- [Listings of layout items with their boxes]:

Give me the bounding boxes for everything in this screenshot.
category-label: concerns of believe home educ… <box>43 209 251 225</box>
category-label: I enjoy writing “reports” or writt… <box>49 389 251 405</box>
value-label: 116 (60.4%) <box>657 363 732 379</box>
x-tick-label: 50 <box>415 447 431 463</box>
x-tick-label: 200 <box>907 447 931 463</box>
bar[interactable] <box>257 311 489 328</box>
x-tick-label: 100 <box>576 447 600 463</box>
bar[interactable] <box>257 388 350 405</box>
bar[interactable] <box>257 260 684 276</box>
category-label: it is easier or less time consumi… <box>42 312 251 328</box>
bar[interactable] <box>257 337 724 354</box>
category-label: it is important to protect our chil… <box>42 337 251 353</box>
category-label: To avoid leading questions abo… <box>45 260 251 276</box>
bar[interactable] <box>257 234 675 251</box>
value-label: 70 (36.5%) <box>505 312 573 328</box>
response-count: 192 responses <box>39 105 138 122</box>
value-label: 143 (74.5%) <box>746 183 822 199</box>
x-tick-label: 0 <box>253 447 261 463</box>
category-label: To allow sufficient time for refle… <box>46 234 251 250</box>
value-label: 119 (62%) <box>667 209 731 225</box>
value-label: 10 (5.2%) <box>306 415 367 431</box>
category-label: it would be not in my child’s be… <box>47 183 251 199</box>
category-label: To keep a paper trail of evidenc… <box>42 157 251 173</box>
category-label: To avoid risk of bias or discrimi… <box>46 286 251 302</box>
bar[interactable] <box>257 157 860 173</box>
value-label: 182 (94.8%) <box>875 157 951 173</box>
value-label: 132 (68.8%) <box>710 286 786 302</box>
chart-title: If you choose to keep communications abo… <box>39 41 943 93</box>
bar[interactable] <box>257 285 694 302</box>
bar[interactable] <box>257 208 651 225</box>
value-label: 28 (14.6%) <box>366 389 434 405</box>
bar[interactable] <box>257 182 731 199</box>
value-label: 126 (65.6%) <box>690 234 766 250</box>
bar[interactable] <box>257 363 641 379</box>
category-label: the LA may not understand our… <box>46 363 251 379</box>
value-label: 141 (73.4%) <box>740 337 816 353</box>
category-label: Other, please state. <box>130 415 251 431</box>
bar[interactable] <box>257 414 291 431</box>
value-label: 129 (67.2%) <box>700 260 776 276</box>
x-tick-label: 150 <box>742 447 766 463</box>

- [Task prompt]: Reproduce every line of the records above word for word, with each box left unchanged.

- [Exercise answer]:
Give me the bounding boxes for everything in this screenshot.
category-label: concerns of believe home educ… <box>43 209 251 225</box>
category-label: I enjoy writing “reports” or writt… <box>49 389 251 405</box>
value-label: 116 (60.4%) <box>657 363 732 379</box>
x-tick-label: 50 <box>415 447 431 463</box>
x-tick-label: 200 <box>907 447 931 463</box>
bar[interactable] <box>257 311 489 328</box>
x-tick-label: 100 <box>576 447 600 463</box>
bar[interactable] <box>257 388 350 405</box>
bar[interactable] <box>257 260 684 276</box>
category-label: it is easier or less time consumi… <box>42 312 251 328</box>
bar[interactable] <box>257 337 724 354</box>
category-label: it is important to protect our chil… <box>42 337 251 353</box>
category-label: To avoid leading questions abo… <box>45 260 251 276</box>
bar[interactable] <box>257 234 675 251</box>
value-label: 70 (36.5%) <box>505 312 573 328</box>
response-count: 192 responses <box>39 105 138 122</box>
value-label: 143 (74.5%) <box>746 183 822 199</box>
x-tick-label: 0 <box>253 447 261 463</box>
category-label: To allow sufficient time for refle… <box>46 234 251 250</box>
value-label: 119 (62%) <box>667 209 731 225</box>
value-label: 10 (5.2%) <box>306 415 367 431</box>
category-label: it would be not in my child’s be… <box>47 183 251 199</box>
category-label: To keep a paper trail of evidenc… <box>42 157 251 173</box>
category-label: To avoid risk of bias or discrimi… <box>46 286 251 302</box>
bar[interactable] <box>257 157 860 173</box>
value-label: 182 (94.8%) <box>875 157 951 173</box>
value-label: 132 (68.8%) <box>710 286 786 302</box>
chart-title: If you choose to keep communications abo… <box>39 41 943 93</box>
bar[interactable] <box>257 285 694 302</box>
bar[interactable] <box>257 208 651 225</box>
value-label: 28 (14.6%) <box>366 389 434 405</box>
bar[interactable] <box>257 182 731 199</box>
value-label: 126 (65.6%) <box>690 234 766 250</box>
bar[interactable] <box>257 363 641 379</box>
category-label: the LA may not understand our… <box>46 363 251 379</box>
value-label: 141 (73.4%) <box>740 337 816 353</box>
category-label: Other, please state. <box>130 415 251 431</box>
bar[interactable] <box>257 414 291 431</box>
value-label: 129 (67.2%) <box>700 260 776 276</box>
x-tick-label: 150 <box>742 447 766 463</box>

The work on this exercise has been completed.